[What to produce]
Present the following entries again, word for word and in full.
──────── Data provided ────────
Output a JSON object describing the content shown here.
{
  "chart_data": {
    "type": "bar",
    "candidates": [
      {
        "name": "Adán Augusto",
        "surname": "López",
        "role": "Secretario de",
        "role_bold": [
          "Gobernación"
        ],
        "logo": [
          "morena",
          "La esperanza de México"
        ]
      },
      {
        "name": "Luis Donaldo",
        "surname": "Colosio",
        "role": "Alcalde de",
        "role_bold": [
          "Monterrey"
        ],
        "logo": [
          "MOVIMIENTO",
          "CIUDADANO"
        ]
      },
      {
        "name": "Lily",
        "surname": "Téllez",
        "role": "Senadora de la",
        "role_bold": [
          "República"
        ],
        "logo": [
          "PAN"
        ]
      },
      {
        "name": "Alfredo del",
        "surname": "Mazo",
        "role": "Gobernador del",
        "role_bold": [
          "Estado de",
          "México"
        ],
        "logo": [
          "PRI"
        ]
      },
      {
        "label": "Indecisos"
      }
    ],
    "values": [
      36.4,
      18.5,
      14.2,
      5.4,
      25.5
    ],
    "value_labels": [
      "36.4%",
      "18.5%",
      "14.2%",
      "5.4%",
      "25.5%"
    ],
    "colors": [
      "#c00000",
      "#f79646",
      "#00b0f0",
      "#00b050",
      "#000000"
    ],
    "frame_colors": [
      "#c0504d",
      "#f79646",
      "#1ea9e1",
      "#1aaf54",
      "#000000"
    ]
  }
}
────────
[The reply]
Output a JSON object describing the content shown here.
{
  "chart_data": {
    "type": "bar",
    "candidates": [
      {
        "name": "Adán Augusto",
        "surname": "López",
        "role": "Secretario de",
        "role_bold": [
          "Gobernación"
        ],
        "logo": [
          "morena",
          "La esperanza de México"
        ]
      },
      {
        "name": "Luis Donaldo",
        "surname": "Colosio",
        "role": "Alcalde de",
        "role_bold": [
          "Monterrey"
        ],
        "logo": [
          "MOVIMIENTO",
          "CIUDADANO"
        ]
      },
      {
        "name": "Lily",
        "surname": "Téllez",
        "role": "Senadora de la",
        "role_bold": [
          "República"
        ],
        "logo": [
          "PAN"
        ]
      },
      {
        "name": "Alfredo del",
        "surname": "Mazo",
        "role": "Gobernador del",
        "role_bold": [
          "Estado de",
          "México"
        ],
        "logo": [
          "PRI"
        ]
      },
      {
        "label": "Indecisos"
      }
    ],
    "values": [
      36.4,
      18.5,
      14.2,
      5.4,
      25.5
    ],
    "value_labels": [
      "36.4%",
      "18.5%",
      "14.2%",
      "5.4%",
      "25.5%"
    ],
    "colors": [
      "#c00000",
      "#f79646",
      "#00b0f0",
      "#00b050",
      "#000000"
    ],
    "frame_colors": [
      "#c0504d",
      "#f79646",
      "#1ea9e1",
      "#1aaf54",
      "#000000"
    ]
  }
}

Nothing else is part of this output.